■ **SET EXERCISE**
Give the data below again exactly as it stands. Omit the pictures.

-- start of ITEMS --

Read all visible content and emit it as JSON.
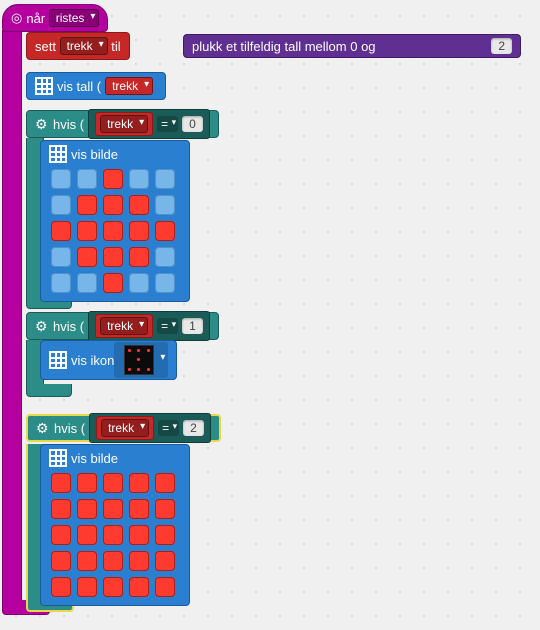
{
  "event": {
    "label": "når",
    "gesture": "ristes",
    "icon": "target-icon"
  },
  "setBlock": {
    "label_set": "sett",
    "variable": "trekk",
    "label_to": "til"
  },
  "randomBlock": {
    "label_pick": "plukk et tilfeldig tall mellom 0 og",
    "max": "2"
  },
  "showNumber": {
    "label": "vis tall",
    "variable": "trekk"
  },
  "if1": {
    "label": "hvis",
    "variable": "trekk",
    "op": "=",
    "value": "0"
  },
  "showImage1": {
    "label": "vis bilde",
    "grid": [
      [
        0,
        0,
        1,
        0,
        0
      ],
      [
        0,
        1,
        1,
        1,
        0
      ],
      [
        1,
        1,
        1,
        1,
        1
      ],
      [
        0,
        1,
        1,
        1,
        0
      ],
      [
        0,
        0,
        1,
        0,
        0
      ]
    ]
  },
  "if2": {
    "label": "hvis",
    "variable": "trekk",
    "op": "=",
    "value": "1"
  },
  "showIcon": {
    "label": "vis ikon",
    "icon_name": "chessboard-icon"
  },
  "if3": {
    "label": "hvis",
    "variable": "trekk",
    "op": "=",
    "value": "2"
  },
  "showImage2": {
    "label": "vis bilde",
    "grid": [
      [
        1,
        1,
        1,
        1,
        1
      ],
      [
        1,
        1,
        1,
        1,
        1
      ],
      [
        1,
        1,
        1,
        1,
        1
      ],
      [
        1,
        1,
        1,
        1,
        1
      ],
      [
        1,
        1,
        1,
        1,
        1
      ]
    ]
  }
}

-- end of ITEMS --

■ **FULL SOLUTION**
Read all visible content and emit it as JSON.
{
  "event": {
    "label": "når",
    "gesture": "ristes",
    "icon": "target-icon"
  },
  "setBlock": {
    "label_set": "sett",
    "variable": "trekk",
    "label_to": "til"
  },
  "randomBlock": {
    "label_pick": "plukk et tilfeldig tall mellom 0 og",
    "max": "2"
  },
  "showNumber": {
    "label": "vis tall",
    "variable": "trekk"
  },
  "if1": {
    "label": "hvis",
    "variable": "trekk",
    "op": "=",
    "value": "0"
  },
  "showImage1": {
    "label": "vis bilde",
    "grid": [
      [
        0,
        0,
        1,
        0,
        0
      ],
      [
        0,
        1,
        1,
        1,
        0
      ],
      [
        1,
        1,
        1,
        1,
        1
      ],
      [
        0,
        1,
        1,
        1,
        0
      ],
      [
        0,
        0,
        1,
        0,
        0
      ]
    ]
  },
  "if2": {
    "label": "hvis",
    "variable": "trekk",
    "op": "=",
    "value": "1"
  },
  "showIcon": {
    "label": "vis ikon",
    "icon_name": "chessboard-icon"
  },
  "if3": {
    "label": "hvis",
    "variable": "trekk",
    "op": "=",
    "value": "2"
  },
  "showImage2": {
    "label": "vis bilde",
    "grid": [
      [
        1,
        1,
        1,
        1,
        1
      ],
      [
        1,
        1,
        1,
        1,
        1
      ],
      [
        1,
        1,
        1,
        1,
        1
      ],
      [
        1,
        1,
        1,
        1,
        1
      ],
      [
        1,
        1,
        1,
        1,
        1
      ]
    ]
  }
}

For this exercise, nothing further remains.